| EXCERPT TO READ |
▼▼▼

- Film poster
- Directed by: Francesco Rosi
- Written by: Tonino Guerra Francesco Rosi
- Produced by: Giorgio Nocella Antonio Macrì
- Starring: Philippe Noiret Michele Placido
- Cinematography: Pasqualino De Santis
- Edited by: Ruggero Mastroianni
- Music by: Pino Daniele Piero Piccioni
- Production companies: Iter Film Gaumont
- Distributed by: Gaumont Distribution
- Release date: 15 May 1981 (France);
- Running time: 113 minutes
- Countries: Italy France
- Language: Italian

= Three Brothers (1981 film) =

Three Brothers (Tre fratelli) is a 1981 Italian film based on a work by Russian author Andrei Platonov. It was directed by Francesco Rosi and stars Philippe Noiret, Vittorio Mezzogiorno, Michele Placido and Charles Vanel.

The film won the Boston Society of Film Critics award for Best Foreign Film, and the Nastro d'Argento for Best Director and Actor. It received a nomination for an Academy Award for Best Foreign Language Film. It was screened out of competition at the 1981 Cannes Film Festival.

==Plot==
An elderly woman, the matriarch of an Italian family, dies on a farm in Southern Italy. Her husband, Donato, summons their three adult children from the cities where they now reside, bringing them back to the farm where each grapples with challenging personal dilemmas. Raffaele, one of the sons and a judge in Rome, contemplates presiding over a terrorism trial, exposing himself to the danger of an attack. Another son, Rocco, resides in Naples, devout and working as an educator in a youth detention center, driven by his desire to assist troubled youth. Nicola, the third son, lives in Turin and works as a militant factory worker embroiled in a labor dispute while navigating a troubled marriage.

▲▲▲

| PROVIDED MATERIAL |
▼▼▼

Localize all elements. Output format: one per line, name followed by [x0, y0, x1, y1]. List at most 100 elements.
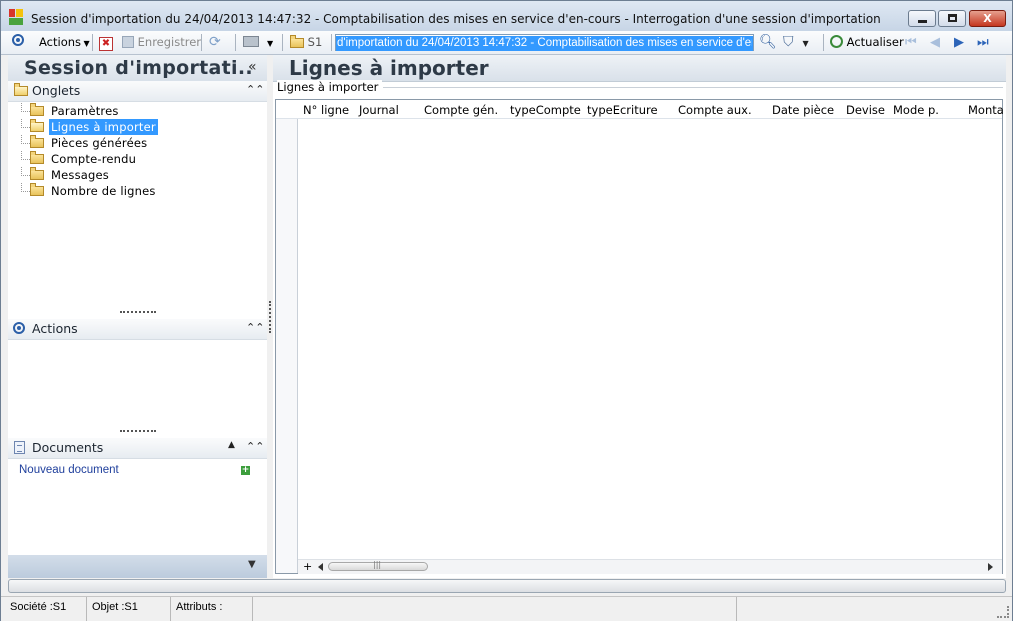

▲▲▲

| SHORT TASK |
Rewrite the part of the Three Brothers article starting with "Three Brothers (Tre" and going on through "and Charles Vanel.", updating it so that "Soviet writer" stands in place of "Russian author".

| ANSWER BELOW |
Three Brothers (Tre fratelli) is a 1981 Italian film based on a work by Soviet writer Andrei Platonov. It was directed by Francesco Rosi and stars Philippe Noiret, Vittorio Mezzogiorno, Michele Placido and Charles Vanel.